**Task**
Among the entries below, find the lines with "text" and copy them.
== Records to process ==
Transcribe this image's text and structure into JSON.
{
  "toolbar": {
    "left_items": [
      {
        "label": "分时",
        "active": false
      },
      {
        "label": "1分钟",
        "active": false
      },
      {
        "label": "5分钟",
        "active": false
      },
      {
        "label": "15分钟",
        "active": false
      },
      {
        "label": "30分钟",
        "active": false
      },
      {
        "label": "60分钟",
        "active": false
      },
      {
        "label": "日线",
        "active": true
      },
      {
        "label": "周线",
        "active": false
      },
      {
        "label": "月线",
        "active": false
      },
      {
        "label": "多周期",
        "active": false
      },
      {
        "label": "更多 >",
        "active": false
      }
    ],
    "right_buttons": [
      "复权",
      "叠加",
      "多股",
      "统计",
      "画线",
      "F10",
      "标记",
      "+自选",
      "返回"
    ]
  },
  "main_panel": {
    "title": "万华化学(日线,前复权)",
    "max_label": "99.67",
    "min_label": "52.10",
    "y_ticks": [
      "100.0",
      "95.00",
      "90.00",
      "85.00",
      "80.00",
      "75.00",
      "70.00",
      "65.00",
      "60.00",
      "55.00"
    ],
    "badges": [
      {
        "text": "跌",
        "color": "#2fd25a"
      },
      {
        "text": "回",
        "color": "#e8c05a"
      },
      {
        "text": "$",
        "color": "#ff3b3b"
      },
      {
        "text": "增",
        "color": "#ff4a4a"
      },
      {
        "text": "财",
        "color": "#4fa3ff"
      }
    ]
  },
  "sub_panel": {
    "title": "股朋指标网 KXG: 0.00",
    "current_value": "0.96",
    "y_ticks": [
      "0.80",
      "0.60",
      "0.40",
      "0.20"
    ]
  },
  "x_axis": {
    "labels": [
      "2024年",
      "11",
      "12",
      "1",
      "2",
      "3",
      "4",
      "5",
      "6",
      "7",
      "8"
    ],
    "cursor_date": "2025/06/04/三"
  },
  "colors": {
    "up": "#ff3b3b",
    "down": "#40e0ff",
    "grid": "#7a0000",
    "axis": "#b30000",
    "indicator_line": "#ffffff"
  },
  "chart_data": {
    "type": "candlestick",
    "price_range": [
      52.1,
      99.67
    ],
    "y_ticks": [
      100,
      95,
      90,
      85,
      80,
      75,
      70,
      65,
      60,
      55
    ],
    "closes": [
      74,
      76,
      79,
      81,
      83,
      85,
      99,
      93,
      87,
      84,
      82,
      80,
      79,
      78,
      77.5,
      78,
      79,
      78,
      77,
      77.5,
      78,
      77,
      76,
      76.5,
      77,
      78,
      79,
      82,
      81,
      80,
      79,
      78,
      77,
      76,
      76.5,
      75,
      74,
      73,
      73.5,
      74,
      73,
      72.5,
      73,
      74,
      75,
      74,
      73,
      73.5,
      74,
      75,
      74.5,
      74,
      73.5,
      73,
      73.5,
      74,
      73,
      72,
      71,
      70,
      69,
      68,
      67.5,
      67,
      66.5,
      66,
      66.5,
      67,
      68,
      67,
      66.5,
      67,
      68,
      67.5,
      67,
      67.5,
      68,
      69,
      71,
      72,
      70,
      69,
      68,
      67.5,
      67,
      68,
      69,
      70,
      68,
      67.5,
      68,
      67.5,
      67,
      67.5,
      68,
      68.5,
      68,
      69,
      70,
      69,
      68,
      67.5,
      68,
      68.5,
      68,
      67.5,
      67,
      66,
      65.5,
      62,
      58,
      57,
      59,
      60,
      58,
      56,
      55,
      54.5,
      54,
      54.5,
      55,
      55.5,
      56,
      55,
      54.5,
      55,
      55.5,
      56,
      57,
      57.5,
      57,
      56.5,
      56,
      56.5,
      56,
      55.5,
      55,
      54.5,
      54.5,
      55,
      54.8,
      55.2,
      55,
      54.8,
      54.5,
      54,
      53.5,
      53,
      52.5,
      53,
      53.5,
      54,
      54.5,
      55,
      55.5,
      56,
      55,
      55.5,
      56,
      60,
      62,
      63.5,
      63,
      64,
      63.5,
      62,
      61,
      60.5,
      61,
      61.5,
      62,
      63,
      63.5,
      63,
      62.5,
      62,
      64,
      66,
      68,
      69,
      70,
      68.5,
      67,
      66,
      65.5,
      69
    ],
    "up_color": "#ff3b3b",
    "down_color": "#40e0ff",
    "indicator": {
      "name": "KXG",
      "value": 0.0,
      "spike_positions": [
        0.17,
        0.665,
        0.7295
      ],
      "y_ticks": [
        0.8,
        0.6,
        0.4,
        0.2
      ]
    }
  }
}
===
== Records to process ==
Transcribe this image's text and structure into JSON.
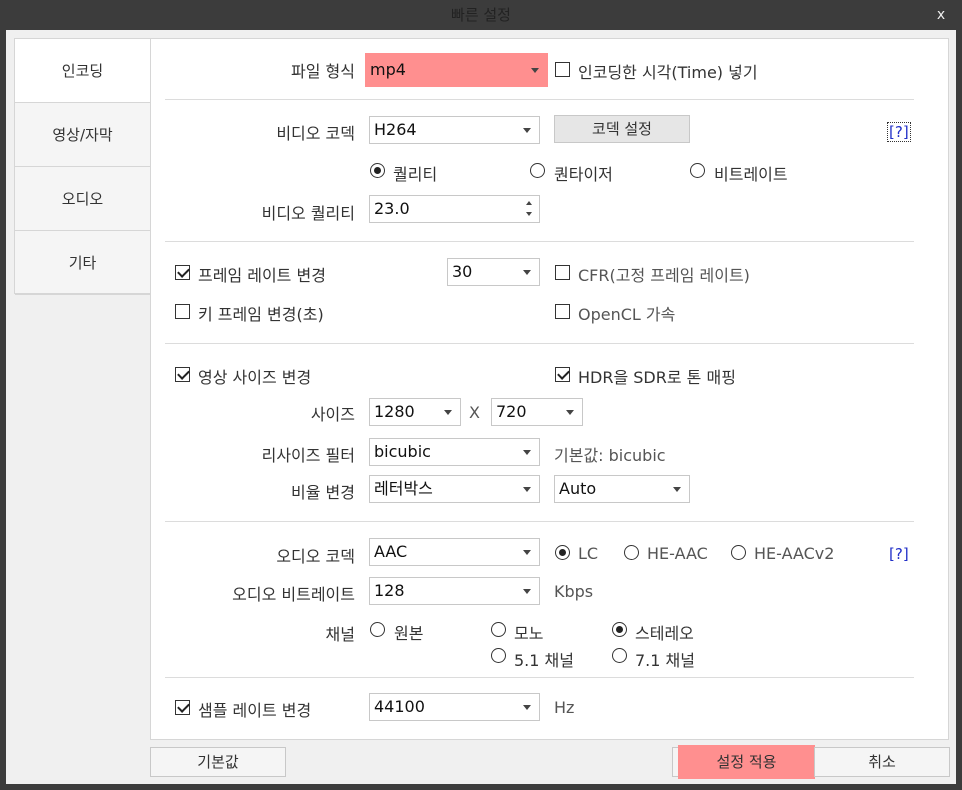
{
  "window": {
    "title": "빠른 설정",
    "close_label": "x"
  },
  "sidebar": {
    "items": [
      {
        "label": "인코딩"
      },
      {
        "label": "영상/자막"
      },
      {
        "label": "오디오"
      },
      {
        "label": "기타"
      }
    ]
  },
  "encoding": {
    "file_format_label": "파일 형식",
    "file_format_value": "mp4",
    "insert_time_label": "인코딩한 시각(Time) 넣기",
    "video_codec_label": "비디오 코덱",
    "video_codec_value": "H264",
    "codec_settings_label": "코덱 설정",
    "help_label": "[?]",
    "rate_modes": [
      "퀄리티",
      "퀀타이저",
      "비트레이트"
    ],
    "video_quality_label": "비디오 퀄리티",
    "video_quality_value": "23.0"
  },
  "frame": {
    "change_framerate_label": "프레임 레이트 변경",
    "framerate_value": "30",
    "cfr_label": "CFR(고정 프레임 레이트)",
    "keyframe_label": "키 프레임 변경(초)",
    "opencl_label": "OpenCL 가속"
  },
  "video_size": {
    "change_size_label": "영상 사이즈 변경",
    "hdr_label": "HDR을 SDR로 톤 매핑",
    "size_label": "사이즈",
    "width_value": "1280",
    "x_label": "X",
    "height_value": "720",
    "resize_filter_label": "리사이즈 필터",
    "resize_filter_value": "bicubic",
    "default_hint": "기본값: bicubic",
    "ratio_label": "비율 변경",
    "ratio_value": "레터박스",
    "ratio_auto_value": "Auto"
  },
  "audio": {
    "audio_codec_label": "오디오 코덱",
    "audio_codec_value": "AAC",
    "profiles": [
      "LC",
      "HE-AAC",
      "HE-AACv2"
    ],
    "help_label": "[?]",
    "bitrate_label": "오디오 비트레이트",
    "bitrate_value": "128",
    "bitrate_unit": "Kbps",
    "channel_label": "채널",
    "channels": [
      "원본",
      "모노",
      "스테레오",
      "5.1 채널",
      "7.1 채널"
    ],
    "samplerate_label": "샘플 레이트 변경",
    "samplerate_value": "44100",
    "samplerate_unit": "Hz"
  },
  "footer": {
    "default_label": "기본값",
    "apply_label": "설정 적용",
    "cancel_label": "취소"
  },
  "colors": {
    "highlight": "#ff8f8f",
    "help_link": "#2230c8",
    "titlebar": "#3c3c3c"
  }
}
===
**Worked solution**
Transcribe this image's text and structure into JSON.
        "text": "跌",
        "text": "回",
        "text": "$",
        "text": "增",
        "text": "财",
Transcribe this image's text and structure into JSON.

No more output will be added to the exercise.